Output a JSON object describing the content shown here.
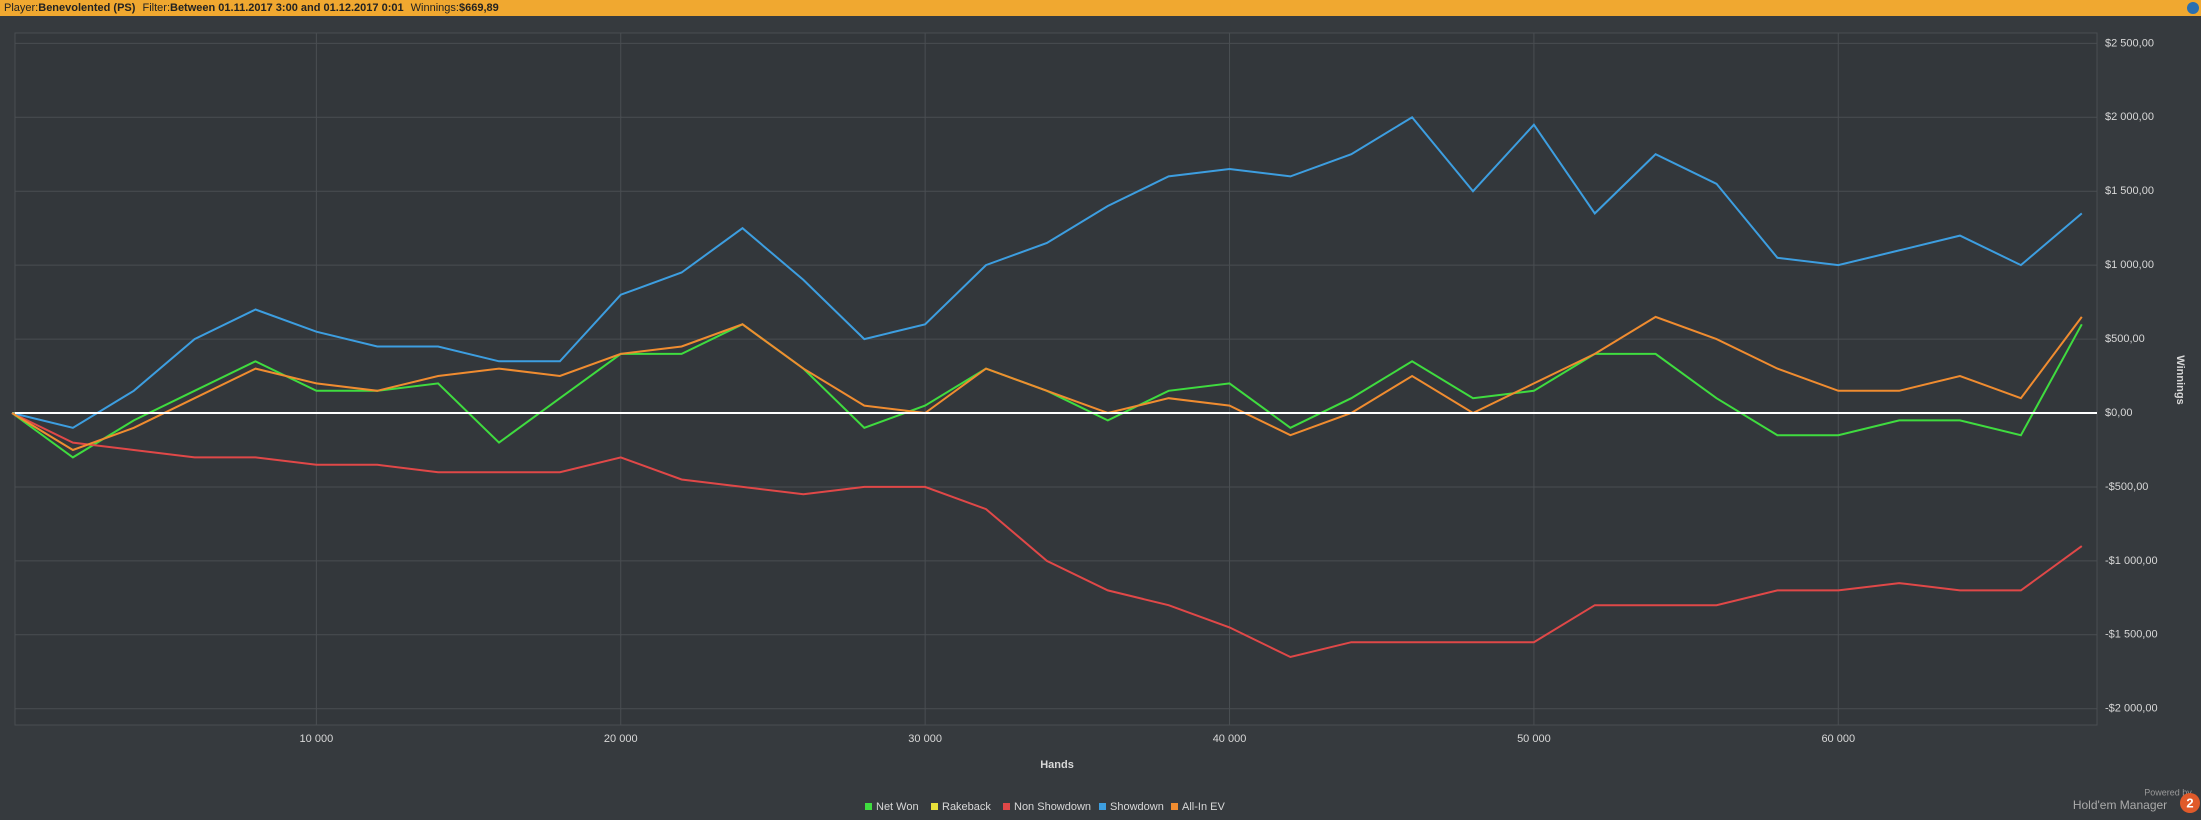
{
  "header": {
    "player_label": "Player:",
    "player": "Benevolented (PS)",
    "filter_label": "Filter:",
    "filter": "Between 01.11.2017 3:00 and 01.12.2017 0:01",
    "winnings_label": "Winnings:",
    "winnings": "$669,89"
  },
  "footer": {
    "powered": "Powered by",
    "brand": "Hold'em Manager",
    "logo": "2"
  },
  "chart_data": {
    "type": "line",
    "x_label": "Hands",
    "y_label": "Winnings",
    "x": [
      0,
      2000,
      4000,
      6000,
      8000,
      10000,
      12000,
      14000,
      16000,
      18000,
      20000,
      22000,
      24000,
      26000,
      28000,
      30000,
      32000,
      34000,
      36000,
      38000,
      40000,
      42000,
      44000,
      46000,
      48000,
      50000,
      52000,
      54000,
      56000,
      58000,
      60000,
      62000,
      64000,
      66000,
      68000
    ],
    "xlim": [
      0,
      68500
    ],
    "xticks": [
      {
        "value": 10000,
        "label": "10 000"
      },
      {
        "value": 20000,
        "label": "20 000"
      },
      {
        "value": 30000,
        "label": "30 000"
      },
      {
        "value": 40000,
        "label": "40 000"
      },
      {
        "value": 50000,
        "label": "50 000"
      },
      {
        "value": 60000,
        "label": "60 000"
      }
    ],
    "ylim": [
      -2110,
      2570
    ],
    "yticks": [
      {
        "value": -2000,
        "label": "-$2 000,00"
      },
      {
        "value": -1500,
        "label": "-$1 500,00"
      },
      {
        "value": -1000,
        "label": "-$1 000,00"
      },
      {
        "value": -500,
        "label": "-$500,00"
      },
      {
        "value": 0,
        "label": "$0,00"
      },
      {
        "value": 500,
        "label": "$500,00"
      },
      {
        "value": 1000,
        "label": "$1 000,00"
      },
      {
        "value": 1500,
        "label": "$1 500,00"
      },
      {
        "value": 2000,
        "label": "$2 000,00"
      },
      {
        "value": 2500,
        "label": "$2 500,00"
      }
    ],
    "grid": true,
    "legend": "bottom",
    "series": [
      {
        "name": "Net Won",
        "color": "#3fdc3f",
        "values": [
          0,
          -300,
          -50,
          150,
          350,
          150,
          150,
          200,
          -200,
          100,
          400,
          400,
          600,
          300,
          -100,
          50,
          300,
          150,
          -50,
          150,
          200,
          -100,
          100,
          350,
          100,
          150,
          400,
          400,
          100,
          -150,
          -150,
          -50,
          -50,
          -150,
          600
        ]
      },
      {
        "name": "Rakeback",
        "color": "#e8e03a",
        "values": [
          0,
          0,
          0,
          0,
          0,
          0,
          0,
          0,
          0,
          0,
          0,
          0,
          0,
          0,
          0,
          0,
          0,
          0,
          0,
          0,
          0,
          0,
          0,
          0,
          0,
          0,
          0,
          0,
          0,
          0,
          0,
          0,
          0,
          0,
          0
        ]
      },
      {
        "name": "Non Showdown",
        "color": "#e04848",
        "values": [
          0,
          -200,
          -250,
          -300,
          -300,
          -350,
          -350,
          -400,
          -400,
          -400,
          -300,
          -450,
          -500,
          -550,
          -500,
          -500,
          -650,
          -1000,
          -1200,
          -1300,
          -1450,
          -1650,
          -1550,
          -1550,
          -1550,
          -1550,
          -1300,
          -1300,
          -1300,
          -1200,
          -1200,
          -1150,
          -1200,
          -1200,
          -900
        ]
      },
      {
        "name": "Showdown",
        "color": "#3d9ee0",
        "values": [
          0,
          -100,
          150,
          500,
          700,
          550,
          450,
          450,
          350,
          350,
          800,
          950,
          1250,
          900,
          500,
          600,
          1000,
          1150,
          1400,
          1600,
          1650,
          1600,
          1750,
          2000,
          1500,
          1950,
          1350,
          1750,
          1550,
          1050,
          1000,
          1100,
          1200,
          1000,
          1350
        ]
      },
      {
        "name": "All-In EV",
        "color": "#f08c30",
        "values": [
          0,
          -250,
          -100,
          100,
          300,
          200,
          150,
          250,
          300,
          250,
          400,
          450,
          600,
          300,
          50,
          0,
          300,
          150,
          0,
          100,
          50,
          -150,
          0,
          250,
          0,
          200,
          400,
          650,
          500,
          300,
          150,
          150,
          250,
          100,
          650
        ]
      }
    ]
  }
}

What you will do:
Copy the data character for character, but drop all pictures from the copy.

Full solution:
Output a JSON object describing the content shown here.
{
  "header": {
    "player_label": "Player:",
    "player": "Benevolented (PS)",
    "filter_label": "Filter:",
    "filter": "Between 01.11.2017 3:00 and 01.12.2017 0:01",
    "winnings_label": "Winnings:",
    "winnings": "$669,89"
  },
  "footer": {
    "powered": "Powered by",
    "brand": "Hold'em Manager",
    "logo": "2"
  },
  "chart_data": {
    "type": "line",
    "x_label": "Hands",
    "y_label": "Winnings",
    "x": [
      0,
      2000,
      4000,
      6000,
      8000,
      10000,
      12000,
      14000,
      16000,
      18000,
      20000,
      22000,
      24000,
      26000,
      28000,
      30000,
      32000,
      34000,
      36000,
      38000,
      40000,
      42000,
      44000,
      46000,
      48000,
      50000,
      52000,
      54000,
      56000,
      58000,
      60000,
      62000,
      64000,
      66000,
      68000
    ],
    "xlim": [
      0,
      68500
    ],
    "xticks": [
      {
        "value": 10000,
        "label": "10 000"
      },
      {
        "value": 20000,
        "label": "20 000"
      },
      {
        "value": 30000,
        "label": "30 000"
      },
      {
        "value": 40000,
        "label": "40 000"
      },
      {
        "value": 50000,
        "label": "50 000"
      },
      {
        "value": 60000,
        "label": "60 000"
      }
    ],
    "ylim": [
      -2110,
      2570
    ],
    "yticks": [
      {
        "value": -2000,
        "label": "-$2 000,00"
      },
      {
        "value": -1500,
        "label": "-$1 500,00"
      },
      {
        "value": -1000,
        "label": "-$1 000,00"
      },
      {
        "value": -500,
        "label": "-$500,00"
      },
      {
        "value": 0,
        "label": "$0,00"
      },
      {
        "value": 500,
        "label": "$500,00"
      },
      {
        "value": 1000,
        "label": "$1 000,00"
      },
      {
        "value": 1500,
        "label": "$1 500,00"
      },
      {
        "value": 2000,
        "label": "$2 000,00"
      },
      {
        "value": 2500,
        "label": "$2 500,00"
      }
    ],
    "grid": true,
    "legend": "bottom",
    "series": [
      {
        "name": "Net Won",
        "color": "#3fdc3f",
        "values": [
          0,
          -300,
          -50,
          150,
          350,
          150,
          150,
          200,
          -200,
          100,
          400,
          400,
          600,
          300,
          -100,
          50,
          300,
          150,
          -50,
          150,
          200,
          -100,
          100,
          350,
          100,
          150,
          400,
          400,
          100,
          -150,
          -150,
          -50,
          -50,
          -150,
          600
        ]
      },
      {
        "name": "Rakeback",
        "color": "#e8e03a",
        "values": [
          0,
          0,
          0,
          0,
          0,
          0,
          0,
          0,
          0,
          0,
          0,
          0,
          0,
          0,
          0,
          0,
          0,
          0,
          0,
          0,
          0,
          0,
          0,
          0,
          0,
          0,
          0,
          0,
          0,
          0,
          0,
          0,
          0,
          0,
          0
        ]
      },
      {
        "name": "Non Showdown",
        "color": "#e04848",
        "values": [
          0,
          -200,
          -250,
          -300,
          -300,
          -350,
          -350,
          -400,
          -400,
          -400,
          -300,
          -450,
          -500,
          -550,
          -500,
          -500,
          -650,
          -1000,
          -1200,
          -1300,
          -1450,
          -1650,
          -1550,
          -1550,
          -1550,
          -1550,
          -1300,
          -1300,
          -1300,
          -1200,
          -1200,
          -1150,
          -1200,
          -1200,
          -900
        ]
      },
      {
        "name": "Showdown",
        "color": "#3d9ee0",
        "values": [
          0,
          -100,
          150,
          500,
          700,
          550,
          450,
          450,
          350,
          350,
          800,
          950,
          1250,
          900,
          500,
          600,
          1000,
          1150,
          1400,
          1600,
          1650,
          1600,
          1750,
          2000,
          1500,
          1950,
          1350,
          1750,
          1550,
          1050,
          1000,
          1100,
          1200,
          1000,
          1350
        ]
      },
      {
        "name": "All-In EV",
        "color": "#f08c30",
        "values": [
          0,
          -250,
          -100,
          100,
          300,
          200,
          150,
          250,
          300,
          250,
          400,
          450,
          600,
          300,
          50,
          0,
          300,
          150,
          0,
          100,
          50,
          -150,
          0,
          250,
          0,
          200,
          400,
          650,
          500,
          300,
          150,
          150,
          250,
          100,
          650
        ]
      }
    ]
  }
}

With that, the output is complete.